____ Dataset records
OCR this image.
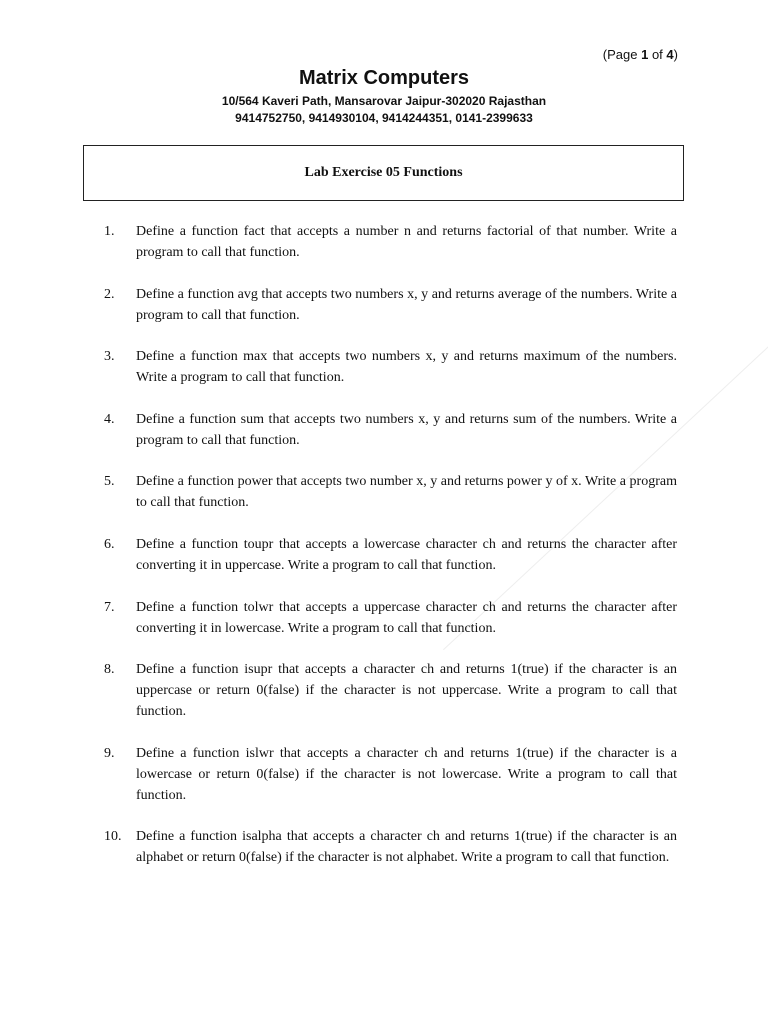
(Page 1 of 4)
Matrix Computers
10/564 Kaveri Path, Mansarovar Jaipur-302020 Rajasthan
9414752750, 9414930104, 9414244351, 0141-2399633
Lab Exercise 05 Functions
1.	Define a function fact that accepts a number n and returns factorial of that number. Write a program to call that function.
2.	Define a function avg that accepts two numbers x, y and returns average of the numbers. Write a program to call that function.
3.	Define a function max that accepts two numbers x, y and returns maximum of the numbers. Write a program to call that function.
4.	Define a function sum that accepts two numbers x, y and returns sum of the numbers. Write a program to call that function.
5.	Define a function power that accepts two number x, y and returns power y of x. Write a program to call that function.
6.	Define a function toupr that accepts a lowercase character ch and returns the character after converting it in uppercase. Write a program to call that function.
7.	Define a function tolwr that accepts a uppercase character ch and returns the character after converting it in lowercase. Write a program to call that function.
8.	Define a function isupr that accepts a character ch and returns 1(true) if the character is an uppercase or return 0(false) if the character is not uppercase. Write a program to call that function.
9.	Define a function islwr that accepts a character ch and returns 1(true) if the character is a lowercase or return 0(false) if the character is not lowercase. Write a program to call that function.
10.	Define a function isalpha that accepts a character ch and returns 1(true) if the character is an alphabet or return 0(false) if the character is not alphabet. Write a program to call that function.
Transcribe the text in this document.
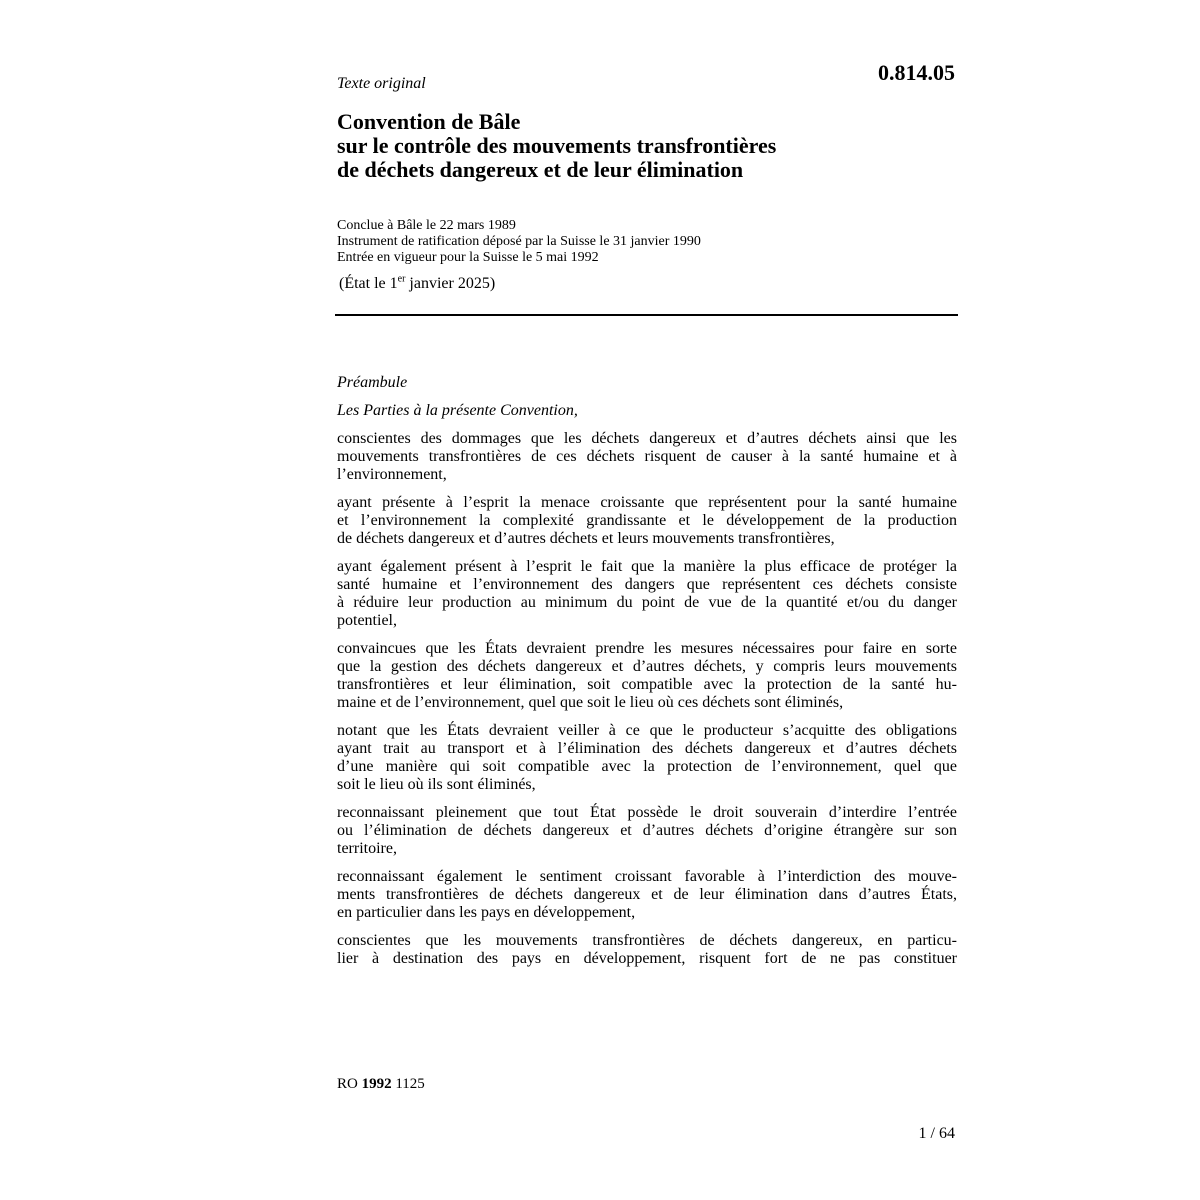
0.814.05
Texte original
Convention de Bâle
sur le contrôle des mouvements transfrontières
de déchets dangereux et de leur élimination
Conclue à Bâle le 22 mars 1989
Instrument de ratification déposé par la Suisse le 31 janvier 1990
Entrée en vigueur pour la Suisse le 5 mai 1992
(État le 1er janvier 2025)
Préambule
Les Parties à la présente Convention,

conscientes des dommages que les déchets dangereux et d’autres déchets ainsi que les
mouvements transfrontières de ces déchets risquent de causer à la santé humaine et à
l’environnement,

ayant présente à l’esprit la menace croissante que représentent pour la santé humaine
et l’environnement la complexité grandissante et le développement de la production
de déchets dangereux et d’autres déchets et leurs mouvements transfrontières,

ayant également présent à l’esprit le fait que la manière la plus efficace de protéger la
santé humaine et l’environnement des dangers que représentent ces déchets consiste
à réduire leur production au minimum du point de vue de la quantité et/ou du danger
potentiel,

convaincues que les États devraient prendre les mesures nécessaires pour faire en sorte
que la gestion des déchets dangereux et d’autres déchets, y compris leurs mouvements
transfrontières et leur élimination, soit compatible avec la protection de la santé hu-
maine et de l’environnement, quel que soit le lieu où ces déchets sont éliminés,

notant que les États devraient veiller à ce que le producteur s’acquitte des obligations
ayant trait au transport et à l’élimination des déchets dangereux et d’autres déchets
d’une manière qui soit compatible avec la protection de l’environnement, quel que
soit le lieu où ils sont éliminés,

reconnaissant pleinement que tout État possède le droit souverain d’interdire l’entrée
ou l’élimination de déchets dangereux et d’autres déchets d’origine étrangère sur son
territoire,

reconnaissant également le sentiment croissant favorable à l’interdiction des mouve-
ments transfrontières de déchets dangereux et de leur élimination dans d’autres États,
en particulier dans les pays en développement,

conscientes que les mouvements transfrontières de déchets dangereux, en particu-
lier à destination des pays en développement, risquent fort de ne pas constituer

RO 1992 1125
1 / 64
________
Work to complete: Each line holding "développement" must be found and copied.

Worked answer:
et l’environnement la complexité grandissante et le développement de la production
en particulier dans les pays en développement,
lier à destination des pays en développement, risquent fort de ne pas constituer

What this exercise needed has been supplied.